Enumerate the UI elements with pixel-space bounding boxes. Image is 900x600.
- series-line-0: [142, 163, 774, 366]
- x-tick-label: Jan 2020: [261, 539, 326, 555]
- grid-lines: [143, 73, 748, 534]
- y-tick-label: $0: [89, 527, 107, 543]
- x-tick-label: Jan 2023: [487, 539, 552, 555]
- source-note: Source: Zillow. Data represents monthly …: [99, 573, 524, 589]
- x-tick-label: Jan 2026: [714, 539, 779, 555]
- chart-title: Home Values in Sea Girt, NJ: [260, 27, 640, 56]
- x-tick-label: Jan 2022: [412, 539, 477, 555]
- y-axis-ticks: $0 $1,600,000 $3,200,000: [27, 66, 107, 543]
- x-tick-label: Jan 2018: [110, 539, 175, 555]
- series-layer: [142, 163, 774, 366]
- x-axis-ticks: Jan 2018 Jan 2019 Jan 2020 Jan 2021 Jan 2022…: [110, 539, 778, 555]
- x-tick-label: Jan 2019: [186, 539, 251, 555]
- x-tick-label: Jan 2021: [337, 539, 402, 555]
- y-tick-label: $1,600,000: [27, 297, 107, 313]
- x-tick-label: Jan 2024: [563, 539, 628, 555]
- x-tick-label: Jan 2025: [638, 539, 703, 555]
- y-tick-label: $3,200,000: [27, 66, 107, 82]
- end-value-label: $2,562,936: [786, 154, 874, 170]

Direction: Can you update the records above so that every "x-tick-label" becomes "x-axis-label", with everything else left unchanged?

Result:
Enumerate the UI elements with pixel-space bounding boxes. Image is 900x600.
- series-line-0: [142, 163, 774, 366]
- x-axis-label: Jan 2020: [261, 539, 326, 555]
- grid-lines: [143, 73, 748, 534]
- y-tick-label: $0: [89, 527, 107, 543]
- x-axis-label: Jan 2023: [487, 539, 552, 555]
- source-note: Source: Zillow. Data represents monthly …: [99, 573, 524, 589]
- x-axis-label: Jan 2026: [714, 539, 779, 555]
- chart-title: Home Values in Sea Girt, NJ: [260, 27, 640, 56]
- x-axis-label: Jan 2022: [412, 539, 477, 555]
- y-axis-ticks: $0 $1,600,000 $3,200,000: [27, 66, 107, 543]
- x-axis-label: Jan 2018: [110, 539, 175, 555]
- series-layer: [142, 163, 774, 366]
- x-axis-ticks: Jan 2018 Jan 2019 Jan 2020 Jan 2021 Jan 2022…: [110, 539, 778, 555]
- x-axis-label: Jan 2019: [186, 539, 251, 555]
- x-axis-label: Jan 2021: [337, 539, 402, 555]
- y-tick-label: $1,600,000: [27, 297, 107, 313]
- x-axis-label: Jan 2024: [563, 539, 628, 555]
- x-axis-label: Jan 2025: [638, 539, 703, 555]
- y-tick-label: $3,200,000: [27, 66, 107, 82]
- end-value-label: $2,562,936: [786, 154, 874, 170]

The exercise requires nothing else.